### TO DO:
Leave the pictures out and print every record below exactly as it stands.

Dataset excerpts
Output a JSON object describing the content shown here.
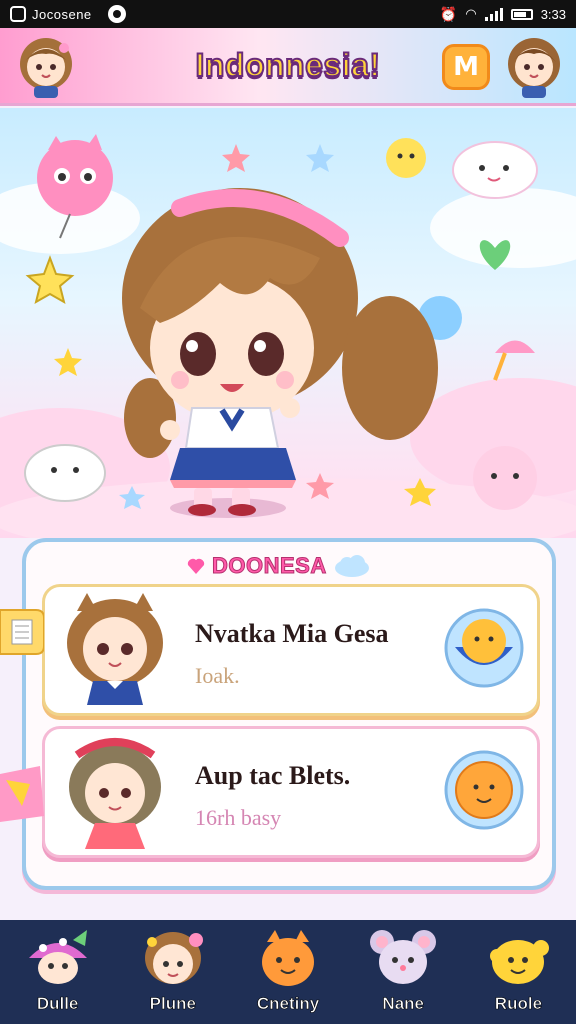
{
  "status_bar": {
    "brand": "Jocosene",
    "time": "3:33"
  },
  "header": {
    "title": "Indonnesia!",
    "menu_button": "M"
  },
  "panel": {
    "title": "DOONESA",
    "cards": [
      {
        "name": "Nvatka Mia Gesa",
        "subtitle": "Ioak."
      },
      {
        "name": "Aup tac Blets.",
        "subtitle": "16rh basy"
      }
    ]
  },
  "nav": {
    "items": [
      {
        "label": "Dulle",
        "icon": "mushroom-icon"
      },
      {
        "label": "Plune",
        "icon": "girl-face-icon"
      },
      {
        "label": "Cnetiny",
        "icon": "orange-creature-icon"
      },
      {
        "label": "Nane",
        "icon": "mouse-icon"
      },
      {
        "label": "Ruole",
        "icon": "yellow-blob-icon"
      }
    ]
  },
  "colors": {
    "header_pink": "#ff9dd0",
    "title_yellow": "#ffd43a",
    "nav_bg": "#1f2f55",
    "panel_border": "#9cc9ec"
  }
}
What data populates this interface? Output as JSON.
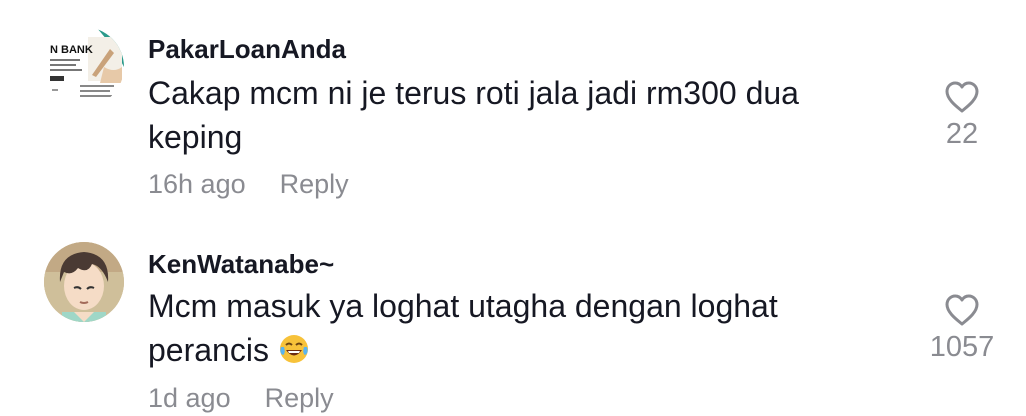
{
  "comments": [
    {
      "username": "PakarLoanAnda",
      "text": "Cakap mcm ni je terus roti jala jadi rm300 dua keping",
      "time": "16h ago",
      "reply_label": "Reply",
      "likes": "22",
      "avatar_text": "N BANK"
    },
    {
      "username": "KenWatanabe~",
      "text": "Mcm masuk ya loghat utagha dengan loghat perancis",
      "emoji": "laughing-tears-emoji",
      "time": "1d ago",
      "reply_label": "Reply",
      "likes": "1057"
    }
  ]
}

### OUTPUT FOR THIS TASK:
Output a JSON object describing the content shown here.
{
  "status_bar": {
    "brand": "Jocosene",
    "time": "3:33"
  },
  "header": {
    "title": "Indonnesia!",
    "menu_button": "M"
  },
  "panel": {
    "title": "DOONESA",
    "cards": [
      {
        "name": "Nvatka Mia Gesa",
        "subtitle": "Ioak."
      },
      {
        "name": "Aup tac Blets.",
        "subtitle": "16rh basy"
      }
    ]
  },
  "nav": {
    "items": [
      {
        "label": "Dulle",
        "icon": "mushroom-icon"
      },
      {
        "label": "Plune",
        "icon": "girl-face-icon"
      },
      {
        "label": "Cnetiny",
        "icon": "orange-creature-icon"
      },
      {
        "label": "Nane",
        "icon": "mouse-icon"
      },
      {
        "label": "Ruole",
        "icon": "yellow-blob-icon"
      }
    ]
  },
  "colors": {
    "header_pink": "#ff9dd0",
    "title_yellow": "#ffd43a",
    "nav_bg": "#1f2f55",
    "panel_border": "#9cc9ec"
  }
}
What data populates this interface? Output as JSON.
{
  "comments": [
    {
      "username": "PakarLoanAnda",
      "text": "Cakap mcm ni je terus roti jala jadi rm300 dua keping",
      "time": "16h ago",
      "reply_label": "Reply",
      "likes": "22",
      "avatar_text": "N BANK"
    },
    {
      "username": "KenWatanabe~",
      "text": "Mcm masuk ya loghat utagha dengan loghat perancis",
      "emoji": "laughing-tears-emoji",
      "time": "1d ago",
      "reply_label": "Reply",
      "likes": "1057"
    }
  ]
}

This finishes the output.